══ DATA
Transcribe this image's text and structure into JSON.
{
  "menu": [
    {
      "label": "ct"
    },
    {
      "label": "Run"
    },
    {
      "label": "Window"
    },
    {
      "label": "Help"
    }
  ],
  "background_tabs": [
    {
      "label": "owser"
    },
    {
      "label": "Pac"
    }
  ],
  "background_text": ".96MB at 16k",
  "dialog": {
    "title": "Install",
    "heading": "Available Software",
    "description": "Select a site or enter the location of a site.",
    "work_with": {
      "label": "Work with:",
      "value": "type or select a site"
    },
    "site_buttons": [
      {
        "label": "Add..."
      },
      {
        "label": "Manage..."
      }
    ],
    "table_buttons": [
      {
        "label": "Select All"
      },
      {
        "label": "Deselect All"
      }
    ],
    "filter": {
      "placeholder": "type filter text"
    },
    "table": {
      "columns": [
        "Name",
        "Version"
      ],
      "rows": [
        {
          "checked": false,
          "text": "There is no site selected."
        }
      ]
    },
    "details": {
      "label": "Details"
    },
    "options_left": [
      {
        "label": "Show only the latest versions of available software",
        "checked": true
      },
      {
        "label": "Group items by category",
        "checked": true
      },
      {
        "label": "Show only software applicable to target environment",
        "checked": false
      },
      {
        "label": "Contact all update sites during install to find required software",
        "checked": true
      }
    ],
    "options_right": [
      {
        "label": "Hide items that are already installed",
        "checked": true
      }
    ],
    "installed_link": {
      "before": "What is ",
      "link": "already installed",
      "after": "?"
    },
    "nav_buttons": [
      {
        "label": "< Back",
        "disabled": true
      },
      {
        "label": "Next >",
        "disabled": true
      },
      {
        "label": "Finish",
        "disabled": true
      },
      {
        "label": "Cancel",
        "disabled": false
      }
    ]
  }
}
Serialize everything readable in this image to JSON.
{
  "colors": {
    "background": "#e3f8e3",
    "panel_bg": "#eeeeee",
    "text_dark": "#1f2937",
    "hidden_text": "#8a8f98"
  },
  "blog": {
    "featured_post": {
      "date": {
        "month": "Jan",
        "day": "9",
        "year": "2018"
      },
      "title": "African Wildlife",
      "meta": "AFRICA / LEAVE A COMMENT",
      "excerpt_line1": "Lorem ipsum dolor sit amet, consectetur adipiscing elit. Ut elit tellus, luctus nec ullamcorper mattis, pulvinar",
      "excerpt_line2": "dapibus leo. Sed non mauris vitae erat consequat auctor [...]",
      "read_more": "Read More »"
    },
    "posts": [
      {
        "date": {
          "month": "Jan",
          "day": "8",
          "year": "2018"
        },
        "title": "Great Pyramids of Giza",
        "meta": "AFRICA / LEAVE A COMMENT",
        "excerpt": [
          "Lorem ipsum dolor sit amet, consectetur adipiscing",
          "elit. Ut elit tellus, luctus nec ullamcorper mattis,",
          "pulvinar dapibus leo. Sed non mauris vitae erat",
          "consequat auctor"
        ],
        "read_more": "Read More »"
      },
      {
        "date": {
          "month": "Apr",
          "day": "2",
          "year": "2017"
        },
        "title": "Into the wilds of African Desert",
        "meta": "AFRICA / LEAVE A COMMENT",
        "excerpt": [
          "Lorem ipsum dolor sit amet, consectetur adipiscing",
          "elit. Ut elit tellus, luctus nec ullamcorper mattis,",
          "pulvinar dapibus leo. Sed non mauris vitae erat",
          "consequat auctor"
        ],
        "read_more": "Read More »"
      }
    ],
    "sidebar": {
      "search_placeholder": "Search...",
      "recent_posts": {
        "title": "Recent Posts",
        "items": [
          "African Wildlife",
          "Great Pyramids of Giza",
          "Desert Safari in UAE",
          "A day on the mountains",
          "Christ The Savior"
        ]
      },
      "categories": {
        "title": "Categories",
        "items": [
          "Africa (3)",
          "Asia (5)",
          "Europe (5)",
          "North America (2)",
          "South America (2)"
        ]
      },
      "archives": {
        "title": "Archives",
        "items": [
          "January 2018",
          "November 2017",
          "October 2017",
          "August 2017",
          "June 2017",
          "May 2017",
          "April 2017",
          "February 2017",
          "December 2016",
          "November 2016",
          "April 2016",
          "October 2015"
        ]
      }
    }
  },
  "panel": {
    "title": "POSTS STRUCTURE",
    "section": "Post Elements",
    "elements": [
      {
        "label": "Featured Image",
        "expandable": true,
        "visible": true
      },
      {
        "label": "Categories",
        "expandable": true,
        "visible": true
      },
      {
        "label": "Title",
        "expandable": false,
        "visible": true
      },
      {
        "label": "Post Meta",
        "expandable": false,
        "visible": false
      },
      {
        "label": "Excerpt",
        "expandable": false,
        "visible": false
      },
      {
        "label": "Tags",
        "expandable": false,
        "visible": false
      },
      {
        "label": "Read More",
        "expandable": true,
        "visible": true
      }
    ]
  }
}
════
All entries must be repeated verbatim.

Transcribe this image's text and structure into JSON.
{
  "menu": [
    {
      "label": "ct"
    },
    {
      "label": "Run"
    },
    {
      "label": "Window"
    },
    {
      "label": "Help"
    }
  ],
  "background_tabs": [
    {
      "label": "owser"
    },
    {
      "label": "Pac"
    }
  ],
  "background_text": ".96MB at 16k",
  "dialog": {
    "title": "Install",
    "heading": "Available Software",
    "description": "Select a site or enter the location of a site.",
    "work_with": {
      "label": "Work with:",
      "value": "type or select a site"
    },
    "site_buttons": [
      {
        "label": "Add..."
      },
      {
        "label": "Manage..."
      }
    ],
    "table_buttons": [
      {
        "label": "Select All"
      },
      {
        "label": "Deselect All"
      }
    ],
    "filter": {
      "placeholder": "type filter text"
    },
    "table": {
      "columns": [
        "Name",
        "Version"
      ],
      "rows": [
        {
          "checked": false,
          "text": "There is no site selected."
        }
      ]
    },
    "details": {
      "label": "Details"
    },
    "options_left": [
      {
        "label": "Show only the latest versions of available software",
        "checked": true
      },
      {
        "label": "Group items by category",
        "checked": true
      },
      {
        "label": "Show only software applicable to target environment",
        "checked": false
      },
      {
        "label": "Contact all update sites during install to find required software",
        "checked": true
      }
    ],
    "options_right": [
      {
        "label": "Hide items that are already installed",
        "checked": true
      }
    ],
    "installed_link": {
      "before": "What is ",
      "link": "already installed",
      "after": "?"
    },
    "nav_buttons": [
      {
        "label": "< Back",
        "disabled": true
      },
      {
        "label": "Next >",
        "disabled": true
      },
      {
        "label": "Finish",
        "disabled": true
      },
      {
        "label": "Cancel",
        "disabled": false
      }
    ]
  }
}
Serialize everything readable in this image to JSON.
{
  "colors": {
    "background": "#e3f8e3",
    "panel_bg": "#eeeeee",
    "text_dark": "#1f2937",
    "hidden_text": "#8a8f98"
  },
  "blog": {
    "featured_post": {
      "date": {
        "month": "Jan",
        "day": "9",
        "year": "2018"
      },
      "title": "African Wildlife",
      "meta": "AFRICA / LEAVE A COMMENT",
      "excerpt_line1": "Lorem ipsum dolor sit amet, consectetur adipiscing elit. Ut elit tellus, luctus nec ullamcorper mattis, pulvinar",
      "excerpt_line2": "dapibus leo. Sed non mauris vitae erat consequat auctor [...]",
      "read_more": "Read More »"
    },
    "posts": [
      {
        "date": {
          "month": "Jan",
          "day": "8",
          "year": "2018"
        },
        "title": "Great Pyramids of Giza",
        "meta": "AFRICA / LEAVE A COMMENT",
        "excerpt": [
          "Lorem ipsum dolor sit amet, consectetur adipiscing",
          "elit. Ut elit tellus, luctus nec ullamcorper mattis,",
          "pulvinar dapibus leo. Sed non mauris vitae erat",
          "consequat auctor"
        ],
        "read_more": "Read More »"
      },
      {
        "date": {
          "month": "Apr",
          "day": "2",
          "year": "2017"
        },
        "title": "Into the wilds of African Desert",
        "meta": "AFRICA / LEAVE A COMMENT",
        "excerpt": [
          "Lorem ipsum dolor sit amet, consectetur adipiscing",
          "elit. Ut elit tellus, luctus nec ullamcorper mattis,",
          "pulvinar dapibus leo. Sed non mauris vitae erat",
          "consequat auctor"
        ],
        "read_more": "Read More »"
      }
    ],
    "sidebar": {
      "search_placeholder": "Search...",
      "recent_posts": {
        "title": "Recent Posts",
        "items": [
          "African Wildlife",
          "Great Pyramids of Giza",
          "Desert Safari in UAE",
          "A day on the mountains",
          "Christ The Savior"
        ]
      },
      "categories": {
        "title": "Categories",
        "items": [
          "Africa (3)",
          "Asia (5)",
          "Europe (5)",
          "North America (2)",
          "South America (2)"
        ]
      },
      "archives": {
        "title": "Archives",
        "items": [
          "January 2018",
          "November 2017",
          "October 2017",
          "August 2017",
          "June 2017",
          "May 2017",
          "April 2017",
          "February 2017",
          "December 2016",
          "November 2016",
          "April 2016",
          "October 2015"
        ]
      }
    }
  },
  "panel": {
    "title": "POSTS STRUCTURE",
    "section": "Post Elements",
    "elements": [
      {
        "label": "Featured Image",
        "expandable": true,
        "visible": true
      },
      {
        "label": "Categories",
        "expandable": true,
        "visible": true
      },
      {
        "label": "Title",
        "expandable": false,
        "visible": true
      },
      {
        "label": "Post Meta",
        "expandable": false,
        "visible": false
      },
      {
        "label": "Excerpt",
        "expandable": false,
        "visible": false
      },
      {
        "label": "Tags",
        "expandable": false,
        "visible": false
      },
      {
        "label": "Read More",
        "expandable": true,
        "visible": true
      }
    ]
  }
}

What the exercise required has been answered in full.